AIM: Copy out all the items below, swapping each "interactable" for "clickable" and changing nothing else. Leave out the pictures.

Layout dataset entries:
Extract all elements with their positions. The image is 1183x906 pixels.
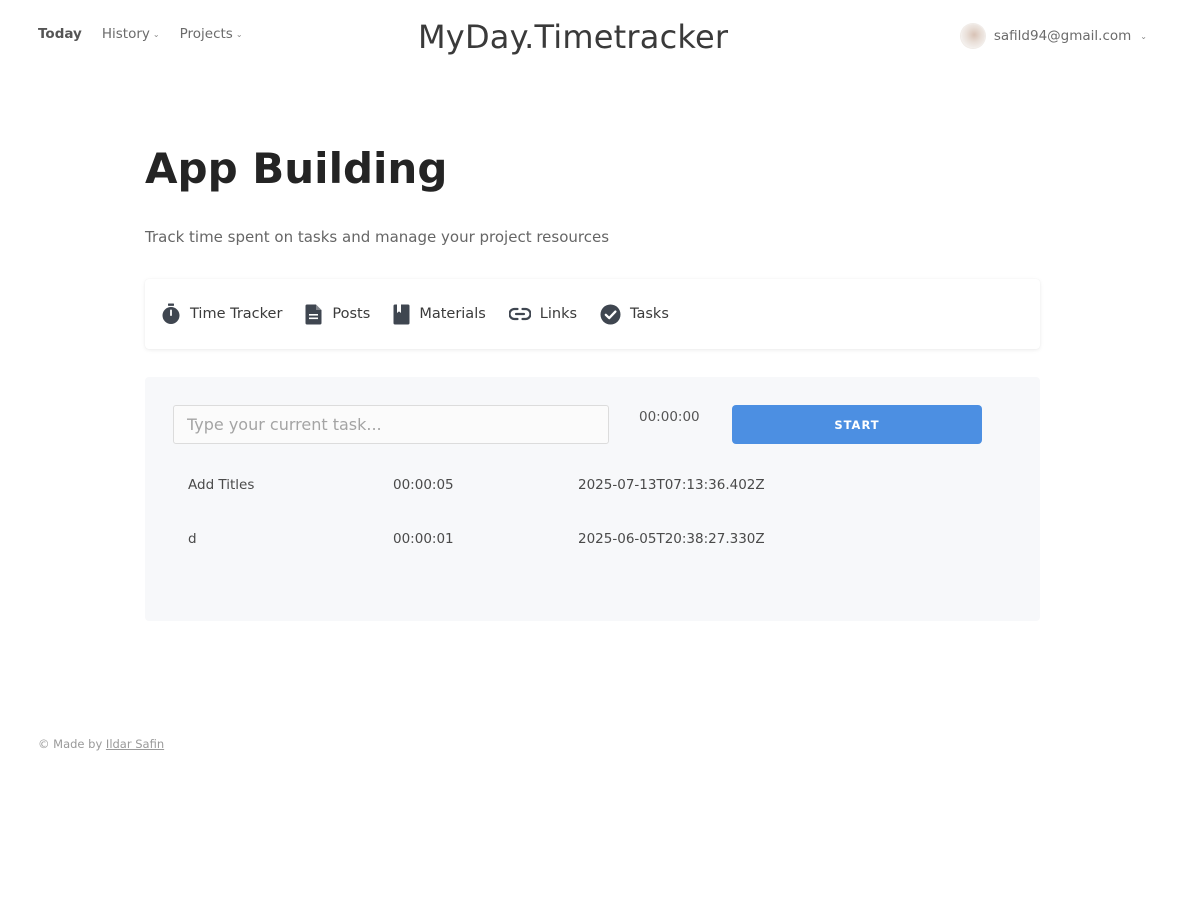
author-link[interactable]: Ildar Safin [106, 737, 164, 751]
book-icon [393, 304, 410, 324]
table-row: Add Titles 00:00:05 2025-07-13T07:13:36.… [188, 477, 888, 497]
user-email: safild94@gmail.com [993, 28, 1132, 44]
start-button[interactable]: START [732, 405, 982, 444]
table-row: d 00:00:01 2025-06-05T20:38:27.330Z [188, 531, 888, 551]
chevron-down-icon: ⌄ [1140, 31, 1147, 41]
link-icon [508, 307, 531, 321]
avatar [960, 24, 985, 48]
nav-today[interactable]: Today [38, 26, 82, 42]
tab-time-tracker[interactable]: Time Tracker [161, 303, 282, 325]
page-title: App Building [145, 144, 448, 193]
timer-display: 00:00:00 [639, 409, 700, 425]
tab-label: Time Tracker [190, 306, 283, 322]
top-nav: Today History ⌄ Projects ⌄ [38, 26, 263, 42]
tab-materials[interactable]: Materials [393, 304, 486, 325]
tab-posts[interactable]: Posts [305, 304, 370, 325]
nav-history[interactable]: History ⌄ [102, 26, 160, 42]
check-circle-icon [600, 304, 621, 324]
tab-label: Links [539, 306, 578, 322]
entry-duration: 00:00:05 [393, 477, 454, 493]
footer: © Made by Ildar Safin [38, 737, 164, 751]
nav-today-label: Today [38, 26, 82, 42]
tab-links[interactable]: Links [508, 306, 578, 322]
footer-prefix: © Made by [38, 737, 106, 751]
tab-label: Materials [419, 306, 486, 322]
tab-label: Tasks [630, 306, 669, 322]
nav-projects[interactable]: Projects ⌄ [180, 26, 243, 42]
time-tracker-panel: 00:00:00 START Add Titles 00:00:05 2025-… [145, 377, 1040, 621]
document-icon [305, 304, 322, 324]
project-tabs: Time Tracker Posts Materials Links Tasks [145, 279, 1040, 349]
nav-projects-label: Projects [179, 26, 233, 42]
entry-timestamp: 2025-07-13T07:13:36.402Z [578, 477, 765, 493]
entry-duration: 00:00:01 [393, 531, 454, 547]
app-brand[interactable]: MyDay.Timetracker [418, 18, 728, 56]
entry-task: Add Titles [188, 477, 255, 493]
task-input[interactable] [173, 405, 609, 444]
tab-tasks[interactable]: Tasks [600, 304, 669, 325]
entry-timestamp: 2025-06-05T20:38:27.330Z [578, 531, 765, 547]
entry-task: d [188, 531, 197, 547]
stopwatch-icon [162, 303, 180, 324]
page-subtitle: Track time spent on tasks and manage you… [145, 228, 610, 246]
user-menu[interactable]: safild94@gmail.com ⌄ [960, 24, 1147, 48]
chevron-down-icon: ⌄ [235, 29, 243, 39]
tab-label: Posts [332, 306, 371, 322]
nav-history-label: History [101, 26, 150, 42]
chevron-down-icon: ⌄ [152, 29, 160, 39]
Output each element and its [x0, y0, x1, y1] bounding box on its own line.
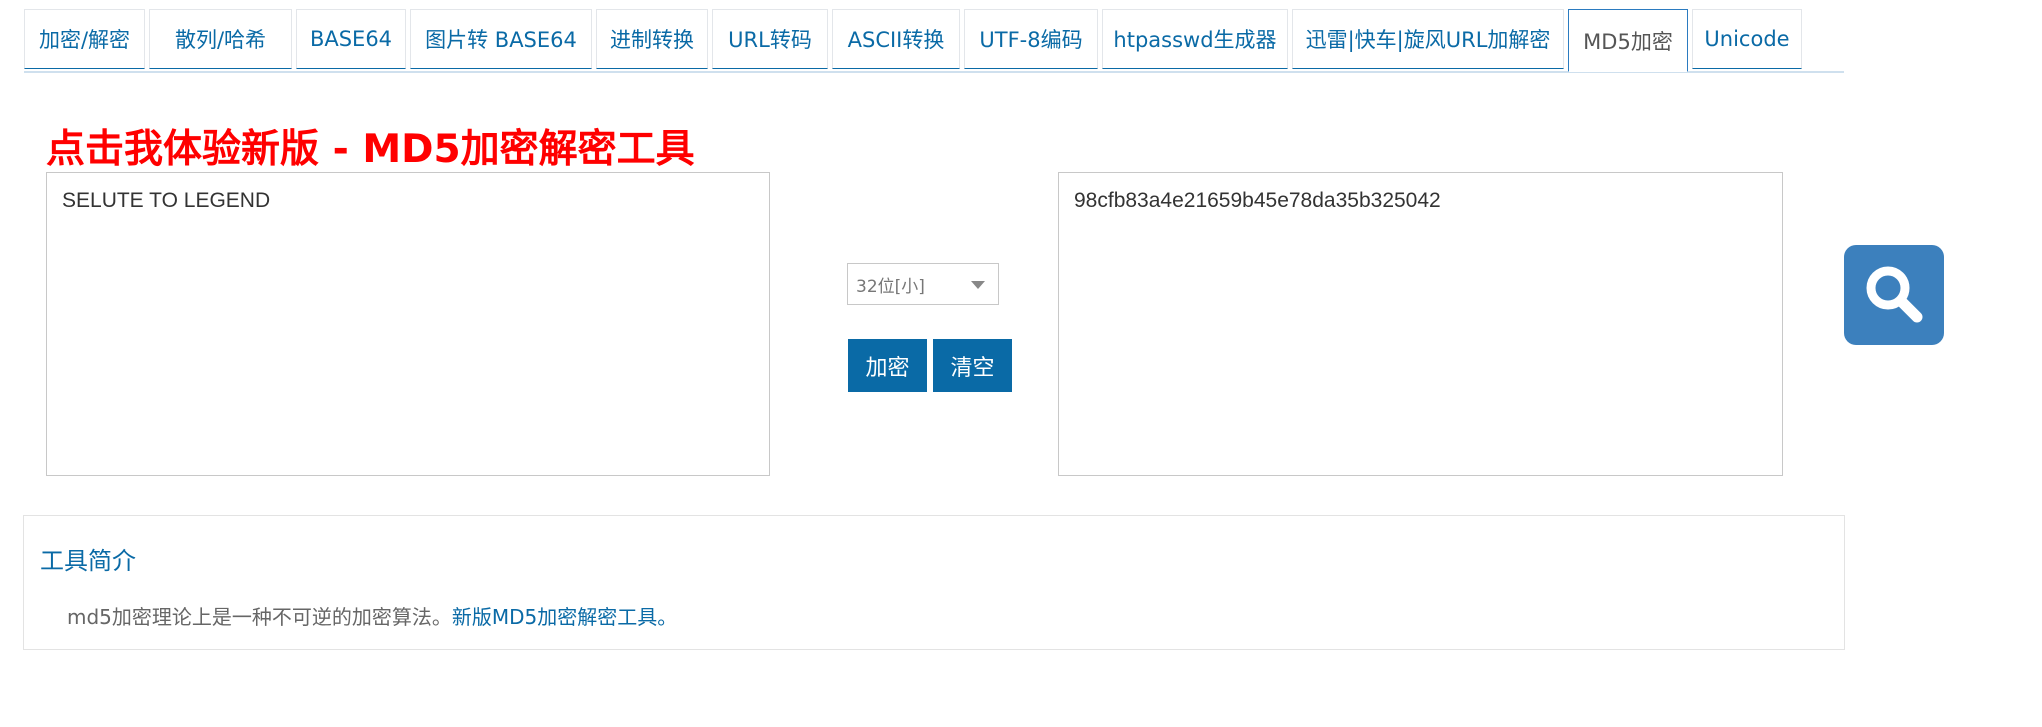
intro-text: md5加密理论上是一种不可逆的加密算法。新版MD5加密解密工具。	[67, 601, 677, 630]
floating-search-button[interactable]	[1844, 245, 1944, 345]
search-icon	[1866, 266, 1923, 323]
tab-radix-convert[interactable]: 进制转换	[596, 9, 708, 69]
length-case-select[interactable]: 32位[小]	[847, 263, 999, 305]
tab-unicode[interactable]: Unicode	[1692, 9, 1802, 69]
intro-description: md5加密理论上是一种不可逆的加密算法。	[67, 605, 452, 629]
tool-intro-panel: 工具简介 md5加密理论上是一种不可逆的加密算法。新版MD5加密解密工具。	[23, 515, 1845, 650]
tab-url-encode[interactable]: URL转码	[712, 9, 828, 69]
output-textarea[interactable]: 98cfb83a4e21659b45e78da35b325042	[1058, 172, 1783, 476]
tab-thunder-url[interactable]: 迅雷|快车|旋风URL加解密	[1292, 9, 1564, 69]
intro-new-version-link[interactable]: 新版MD5加密解密工具。	[452, 605, 677, 629]
tool-tabs: 加密/解密 散列/哈希 BASE64 图片转 BASE64 进制转换 URL转码…	[24, 9, 1844, 73]
tab-utf8[interactable]: UTF-8编码	[964, 9, 1098, 69]
tab-ascii[interactable]: ASCII转换	[832, 9, 960, 69]
intro-title: 工具简介	[40, 547, 136, 575]
tab-htpasswd[interactable]: htpasswd生成器	[1102, 9, 1288, 69]
tab-encrypt-decrypt[interactable]: 加密/解密	[24, 9, 145, 69]
tab-md5[interactable]: MD5加密	[1568, 9, 1688, 72]
encrypt-button[interactable]: 加密	[848, 339, 927, 392]
input-textarea[interactable]: SELUTE TO LEGEND	[46, 172, 770, 476]
clear-button[interactable]: 清空	[933, 339, 1012, 392]
tab-image-base64[interactable]: 图片转 BASE64	[410, 9, 592, 69]
chevron-down-icon	[971, 281, 985, 289]
tab-base64[interactable]: BASE64	[296, 9, 406, 69]
new-version-link[interactable]: 点击我体验新版 - MD5加密解密工具	[46, 118, 695, 174]
length-case-value: 32位[小]	[856, 276, 925, 297]
tab-hash[interactable]: 散列/哈希	[149, 9, 292, 69]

ANSWER TO THE TASK:
Extract all elements with their positions. The image is 1183x906 pixels.
author-link[clickable]: Ildar Safin [106, 737, 164, 751]
book-icon [393, 304, 410, 324]
table-row: Add Titles 00:00:05 2025-07-13T07:13:36.… [188, 477, 888, 497]
user-email: safild94@gmail.com [993, 28, 1132, 44]
start-button[clickable]: START [732, 405, 982, 444]
table-row: d 00:00:01 2025-06-05T20:38:27.330Z [188, 531, 888, 551]
chevron-down-icon: ⌄ [1140, 31, 1147, 41]
link-icon [508, 307, 531, 321]
avatar [960, 24, 985, 48]
nav-today[clickable]: Today [38, 26, 82, 42]
tab-time-tracker[clickable]: Time Tracker [161, 303, 282, 325]
page-title: App Building [145, 144, 448, 193]
timer-display: 00:00:00 [639, 409, 700, 425]
tab-label: Time Tracker [190, 306, 283, 322]
top-nav: Today History ⌄ Projects ⌄ [38, 26, 263, 42]
tab-materials[clickable]: Materials [393, 304, 486, 325]
tab-posts[clickable]: Posts [305, 304, 370, 325]
nav-history[clickable]: History ⌄ [102, 26, 160, 42]
check-circle-icon [600, 304, 621, 324]
tab-label: Links [539, 306, 578, 322]
entry-duration: 00:00:05 [393, 477, 454, 493]
footer: © Made by Ildar Safin [38, 737, 164, 751]
nav-today-label: Today [38, 26, 82, 42]
tab-links[clickable]: Links [508, 306, 578, 322]
footer-prefix: © Made by [38, 737, 106, 751]
tab-label: Materials [419, 306, 486, 322]
tab-label: Tasks [630, 306, 669, 322]
nav-projects[clickable]: Projects ⌄ [180, 26, 243, 42]
time-tracker-panel: 00:00:00 START Add Titles 00:00:05 2025-… [145, 377, 1040, 621]
document-icon [305, 304, 322, 324]
project-tabs: Time Tracker Posts Materials Links Tasks [145, 279, 1040, 349]
nav-projects-label: Projects [179, 26, 233, 42]
entry-timestamp: 2025-07-13T07:13:36.402Z [578, 477, 765, 493]
entry-duration: 00:00:01 [393, 531, 454, 547]
app-brand[clickable]: MyDay.Timetracker [418, 18, 728, 56]
entry-task: Add Titles [188, 477, 255, 493]
task-input[clickable] [173, 405, 609, 444]
tab-tasks[clickable]: Tasks [600, 304, 669, 325]
entry-timestamp: 2025-06-05T20:38:27.330Z [578, 531, 765, 547]
entry-task: d [188, 531, 197, 547]
stopwatch-icon [162, 303, 180, 324]
page-subtitle: Track time spent on tasks and manage you… [145, 228, 610, 246]
user-menu[clickable]: safild94@gmail.com ⌄ [960, 24, 1147, 48]
chevron-down-icon: ⌄ [235, 29, 243, 39]
tab-label: Posts [332, 306, 371, 322]
nav-history-label: History [101, 26, 150, 42]
chevron-down-icon: ⌄ [152, 29, 160, 39]
Output each element and its [x0, y0, x1, y1] bounding box on its own line.
intro-text: md5加密理论上是一种不可逆的加密算法。新版MD5加密解密工具。	[67, 601, 677, 630]
floating-search-button[clickable]	[1844, 245, 1944, 345]
search-icon	[1866, 266, 1923, 323]
tab-radix-convert[clickable]: 进制转换	[596, 9, 708, 69]
length-case-select[clickable]: 32位[小]	[847, 263, 999, 305]
tab-unicode[clickable]: Unicode	[1692, 9, 1802, 69]
intro-description: md5加密理论上是一种不可逆的加密算法。	[67, 605, 452, 629]
tool-intro-panel: 工具简介 md5加密理论上是一种不可逆的加密算法。新版MD5加密解密工具。	[23, 515, 1845, 650]
tab-url-encode[clickable]: URL转码	[712, 9, 828, 69]
output-textarea[clickable]: 98cfb83a4e21659b45e78da35b325042	[1058, 172, 1783, 476]
tab-thunder-url[clickable]: 迅雷|快车|旋风URL加解密	[1292, 9, 1564, 69]
intro-new-version-link[clickable]: 新版MD5加密解密工具。	[452, 605, 677, 629]
tool-tabs: 加密/解密 散列/哈希 BASE64 图片转 BASE64 进制转换 URL转码…	[24, 9, 1844, 73]
tab-utf8[clickable]: UTF-8编码	[964, 9, 1098, 69]
tab-ascii[clickable]: ASCII转换	[832, 9, 960, 69]
intro-title: 工具简介	[40, 547, 136, 575]
tab-htpasswd[clickable]: htpasswd生成器	[1102, 9, 1288, 69]
tab-encrypt-decrypt[clickable]: 加密/解密	[24, 9, 145, 69]
tab-md5[clickable]: MD5加密	[1568, 9, 1688, 72]
encrypt-button[clickable]: 加密	[848, 339, 927, 392]
input-textarea[clickable]: SELUTE TO LEGEND	[46, 172, 770, 476]
clear-button[clickable]: 清空	[933, 339, 1012, 392]
tab-image-base64[clickable]: 图片转 BASE64	[410, 9, 592, 69]
chevron-down-icon	[971, 281, 985, 289]
tab-base64[clickable]: BASE64	[296, 9, 406, 69]
new-version-link[clickable]: 点击我体验新版 - MD5加密解密工具	[46, 118, 695, 174]
length-case-value: 32位[小]	[856, 276, 925, 297]
tab-hash[clickable]: 散列/哈希	[149, 9, 292, 69]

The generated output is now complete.